Give a verbatim copy of the lines below, minus the pictures.

### Dataset listings of figures
::::

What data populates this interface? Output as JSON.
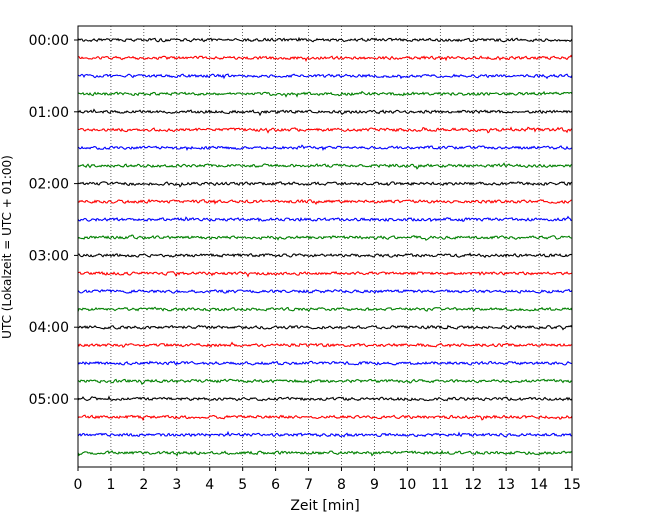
{
  "chart_data": {
    "type": "line",
    "title": "",
    "xlabel": "Zeit  [min]",
    "ylabel": "UTC (Lokalzeit = UTC + 01:00)",
    "xlim": [
      0,
      15
    ],
    "x_ticks": [
      0,
      1,
      2,
      3,
      4,
      5,
      6,
      7,
      8,
      9,
      10,
      11,
      12,
      13,
      14,
      15
    ],
    "x_tick_labels": [
      "0",
      "1",
      "2",
      "3",
      "4",
      "5",
      "6",
      "7",
      "8",
      "9",
      "10",
      "11",
      "12",
      "13",
      "14",
      "15"
    ],
    "y_tick_labels": [
      "00:00",
      "01:00",
      "02:00",
      "03:00",
      "04:00",
      "05:00"
    ],
    "minutes_per_row": 15,
    "row_count": 24,
    "row_color_cycle": [
      "#000000",
      "#ff0000",
      "#0000ff",
      "#008000"
    ],
    "grid": "vertical dotted at each minute",
    "legend": "none"
  }
}
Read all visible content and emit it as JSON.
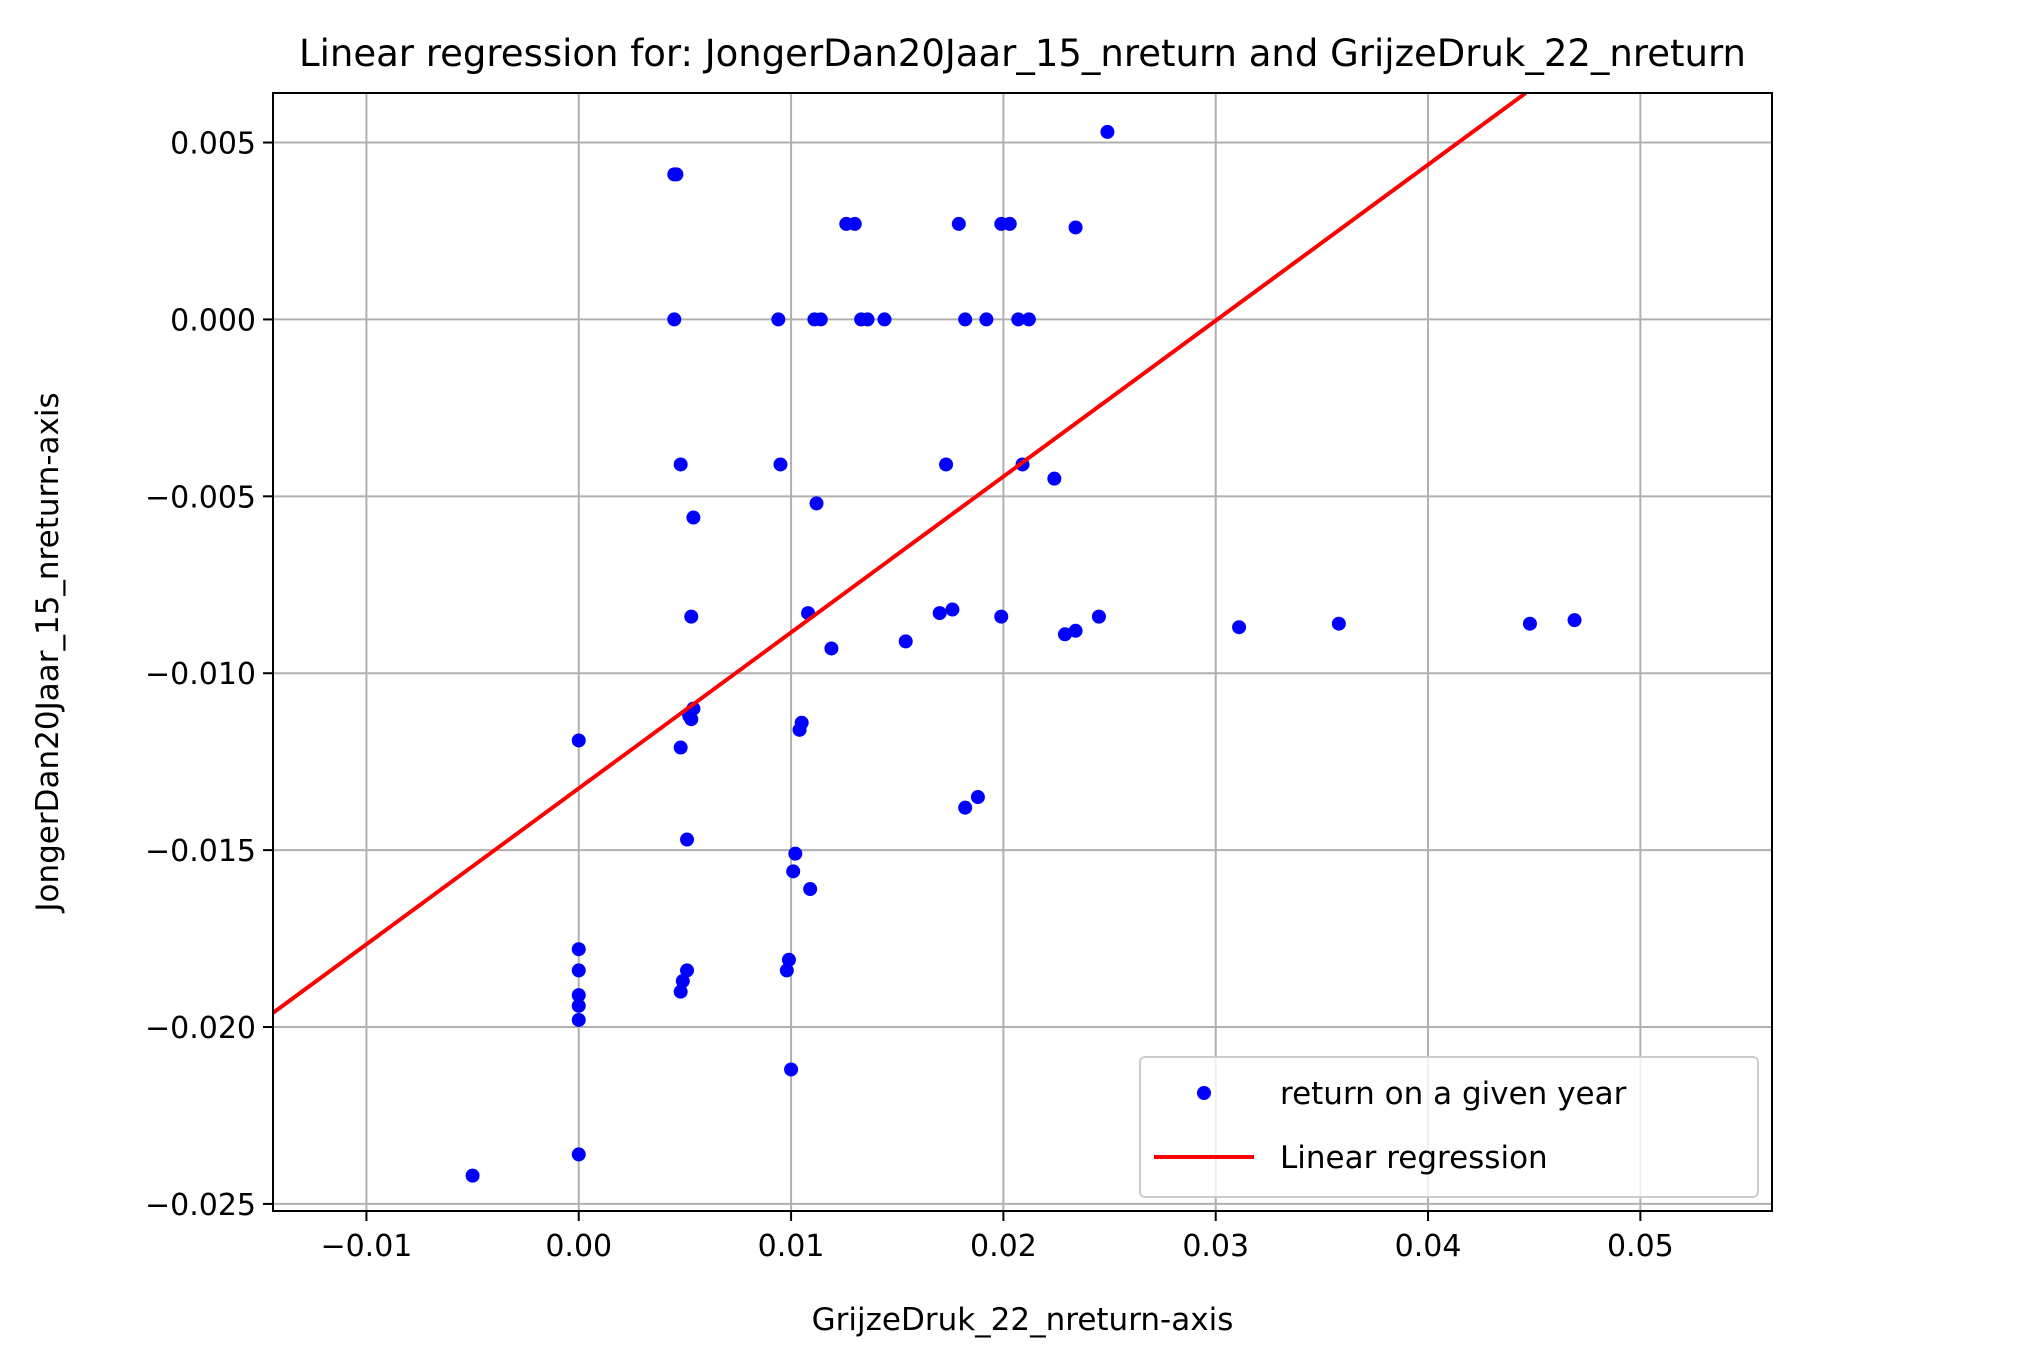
{
  "chart_data": {
    "type": "scatter",
    "title": "Linear regression for: JongerDan20Jaar_15_nreturn and GrijzeDruk_22_nreturn",
    "xlabel": "GrijzeDruk_22_nreturn-axis",
    "ylabel": "JongerDan20Jaar_15_nreturn-axis",
    "xlim": [
      -0.0144,
      0.0562
    ],
    "ylim": [
      -0.0252,
      0.0064
    ],
    "x_ticks": [
      -0.01,
      0.0,
      0.01,
      0.02,
      0.03,
      0.04,
      0.05
    ],
    "x_tick_labels": [
      "−0.01",
      "0.00",
      "0.01",
      "0.02",
      "0.03",
      "0.04",
      "0.05"
    ],
    "y_ticks": [
      0.005,
      0.0,
      -0.005,
      -0.01,
      -0.015,
      -0.02,
      -0.025
    ],
    "y_tick_labels": [
      "0.005",
      "0.000",
      "−0.005",
      "−0.010",
      "−0.015",
      "−0.020",
      "−0.025"
    ],
    "grid": true,
    "legend_position": "bottom-right",
    "series": [
      {
        "name": "return on a given year",
        "kind": "scatter",
        "color": "#0000ff",
        "points": [
          [
            0.0249,
            0.0053
          ],
          [
            0.0045,
            0.0041
          ],
          [
            0.0046,
            0.0041
          ],
          [
            0.0126,
            0.0027
          ],
          [
            0.013,
            0.0027
          ],
          [
            0.0179,
            0.0027
          ],
          [
            0.0199,
            0.0027
          ],
          [
            0.0203,
            0.0027
          ],
          [
            0.0234,
            0.0026
          ],
          [
            0.0045,
            0.0
          ],
          [
            0.0094,
            0.0
          ],
          [
            0.0111,
            0.0
          ],
          [
            0.0114,
            0.0
          ],
          [
            0.0133,
            0.0
          ],
          [
            0.0136,
            0.0
          ],
          [
            0.0144,
            0.0
          ],
          [
            0.0182,
            0.0
          ],
          [
            0.0192,
            0.0
          ],
          [
            0.0207,
            0.0
          ],
          [
            0.0212,
            0.0
          ],
          [
            0.0048,
            -0.0041
          ],
          [
            0.0095,
            -0.0041
          ],
          [
            0.0173,
            -0.0041
          ],
          [
            0.0209,
            -0.0041
          ],
          [
            0.0224,
            -0.0045
          ],
          [
            0.0112,
            -0.0052
          ],
          [
            0.0054,
            -0.0056
          ],
          [
            0.0053,
            -0.0084
          ],
          [
            0.0108,
            -0.0083
          ],
          [
            0.017,
            -0.0083
          ],
          [
            0.0176,
            -0.0082
          ],
          [
            0.0199,
            -0.0084
          ],
          [
            0.0245,
            -0.0084
          ],
          [
            0.0229,
            -0.0089
          ],
          [
            0.0234,
            -0.0088
          ],
          [
            0.0119,
            -0.0093
          ],
          [
            0.0154,
            -0.0091
          ],
          [
            0.0311,
            -0.0087
          ],
          [
            0.0358,
            -0.0086
          ],
          [
            0.0448,
            -0.0086
          ],
          [
            0.0469,
            -0.0085
          ],
          [
            0.0054,
            -0.011
          ],
          [
            0.0053,
            -0.0113
          ],
          [
            0.0052,
            -0.0112
          ],
          [
            0.0048,
            -0.0121
          ],
          [
            0.0,
            -0.0119
          ],
          [
            0.0105,
            -0.0114
          ],
          [
            0.0104,
            -0.0116
          ],
          [
            0.0188,
            -0.0135
          ],
          [
            0.0182,
            -0.0138
          ],
          [
            0.0051,
            -0.0147
          ],
          [
            0.0102,
            -0.0151
          ],
          [
            0.0101,
            -0.0156
          ],
          [
            0.0109,
            -0.0161
          ],
          [
            0.0,
            -0.0178
          ],
          [
            0.0,
            -0.0184
          ],
          [
            0.0,
            -0.0191
          ],
          [
            0.0,
            -0.0194
          ],
          [
            0.0,
            -0.0198
          ],
          [
            0.0051,
            -0.0184
          ],
          [
            0.0049,
            -0.0187
          ],
          [
            0.0048,
            -0.019
          ],
          [
            0.0099,
            -0.0181
          ],
          [
            0.0098,
            -0.0184
          ],
          [
            0.01,
            -0.0212
          ],
          [
            0.0,
            -0.0236
          ],
          [
            -0.005,
            -0.0242
          ]
        ]
      },
      {
        "name": "Linear regression",
        "kind": "line",
        "color": "#ff0000",
        "x": [
          -0.0144,
          0.0446
        ],
        "y": [
          -0.0196,
          0.0064
        ]
      }
    ]
  }
}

::::

### SOLUTION FOR THIS EXERCISE
What data populates this interface? Output as JSON.
{
  "chart_data": {
    "type": "line",
    "title": "",
    "xlabel": "Zeit  [min]",
    "ylabel": "UTC (Lokalzeit = UTC + 01:00)",
    "xlim": [
      0,
      15
    ],
    "x_ticks": [
      0,
      1,
      2,
      3,
      4,
      5,
      6,
      7,
      8,
      9,
      10,
      11,
      12,
      13,
      14,
      15
    ],
    "x_tick_labels": [
      "0",
      "1",
      "2",
      "3",
      "4",
      "5",
      "6",
      "7",
      "8",
      "9",
      "10",
      "11",
      "12",
      "13",
      "14",
      "15"
    ],
    "y_tick_labels": [
      "00:00",
      "01:00",
      "02:00",
      "03:00",
      "04:00",
      "05:00"
    ],
    "minutes_per_row": 15,
    "row_count": 24,
    "row_color_cycle": [
      "#000000",
      "#ff0000",
      "#0000ff",
      "#008000"
    ],
    "grid": "vertical dotted at each minute",
    "legend": "none"
  }
}
Read all visible content and emit it as JSON.
{
  "chart_data": {
    "type": "scatter",
    "title": "Linear regression for: JongerDan20Jaar_15_nreturn and GrijzeDruk_22_nreturn",
    "xlabel": "GrijzeDruk_22_nreturn-axis",
    "ylabel": "JongerDan20Jaar_15_nreturn-axis",
    "xlim": [
      -0.0144,
      0.0562
    ],
    "ylim": [
      -0.0252,
      0.0064
    ],
    "x_ticks": [
      -0.01,
      0.0,
      0.01,
      0.02,
      0.03,
      0.04,
      0.05
    ],
    "x_tick_labels": [
      "−0.01",
      "0.00",
      "0.01",
      "0.02",
      "0.03",
      "0.04",
      "0.05"
    ],
    "y_ticks": [
      0.005,
      0.0,
      -0.005,
      -0.01,
      -0.015,
      -0.02,
      -0.025
    ],
    "y_tick_labels": [
      "0.005",
      "0.000",
      "−0.005",
      "−0.010",
      "−0.015",
      "−0.020",
      "−0.025"
    ],
    "grid": true,
    "legend_position": "bottom-right",
    "series": [
      {
        "name": "return on a given year",
        "kind": "scatter",
        "color": "#0000ff",
        "points": [
          [
            0.0249,
            0.0053
          ],
          [
            0.0045,
            0.0041
          ],
          [
            0.0046,
            0.0041
          ],
          [
            0.0126,
            0.0027
          ],
          [
            0.013,
            0.0027
          ],
          [
            0.0179,
            0.0027
          ],
          [
            0.0199,
            0.0027
          ],
          [
            0.0203,
            0.0027
          ],
          [
            0.0234,
            0.0026
          ],
          [
            0.0045,
            0.0
          ],
          [
            0.0094,
            0.0
          ],
          [
            0.0111,
            0.0
          ],
          [
            0.0114,
            0.0
          ],
          [
            0.0133,
            0.0
          ],
          [
            0.0136,
            0.0
          ],
          [
            0.0144,
            0.0
          ],
          [
            0.0182,
            0.0
          ],
          [
            0.0192,
            0.0
          ],
          [
            0.0207,
            0.0
          ],
          [
            0.0212,
            0.0
          ],
          [
            0.0048,
            -0.0041
          ],
          [
            0.0095,
            -0.0041
          ],
          [
            0.0173,
            -0.0041
          ],
          [
            0.0209,
            -0.0041
          ],
          [
            0.0224,
            -0.0045
          ],
          [
            0.0112,
            -0.0052
          ],
          [
            0.0054,
            -0.0056
          ],
          [
            0.0053,
            -0.0084
          ],
          [
            0.0108,
            -0.0083
          ],
          [
            0.017,
            -0.0083
          ],
          [
            0.0176,
            -0.0082
          ],
          [
            0.0199,
            -0.0084
          ],
          [
            0.0245,
            -0.0084
          ],
          [
            0.0229,
            -0.0089
          ],
          [
            0.0234,
            -0.0088
          ],
          [
            0.0119,
            -0.0093
          ],
          [
            0.0154,
            -0.0091
          ],
          [
            0.0311,
            -0.0087
          ],
          [
            0.0358,
            -0.0086
          ],
          [
            0.0448,
            -0.0086
          ],
          [
            0.0469,
            -0.0085
          ],
          [
            0.0054,
            -0.011
          ],
          [
            0.0053,
            -0.0113
          ],
          [
            0.0052,
            -0.0112
          ],
          [
            0.0048,
            -0.0121
          ],
          [
            0.0,
            -0.0119
          ],
          [
            0.0105,
            -0.0114
          ],
          [
            0.0104,
            -0.0116
          ],
          [
            0.0188,
            -0.0135
          ],
          [
            0.0182,
            -0.0138
          ],
          [
            0.0051,
            -0.0147
          ],
          [
            0.0102,
            -0.0151
          ],
          [
            0.0101,
            -0.0156
          ],
          [
            0.0109,
            -0.0161
          ],
          [
            0.0,
            -0.0178
          ],
          [
            0.0,
            -0.0184
          ],
          [
            0.0,
            -0.0191
          ],
          [
            0.0,
            -0.0194
          ],
          [
            0.0,
            -0.0198
          ],
          [
            0.0051,
            -0.0184
          ],
          [
            0.0049,
            -0.0187
          ],
          [
            0.0048,
            -0.019
          ],
          [
            0.0099,
            -0.0181
          ],
          [
            0.0098,
            -0.0184
          ],
          [
            0.01,
            -0.0212
          ],
          [
            0.0,
            -0.0236
          ],
          [
            -0.005,
            -0.0242
          ]
        ]
      },
      {
        "name": "Linear regression",
        "kind": "line",
        "color": "#ff0000",
        "x": [
          -0.0144,
          0.0446
        ],
        "y": [
          -0.0196,
          0.0064
        ]
      }
    ]
  }
}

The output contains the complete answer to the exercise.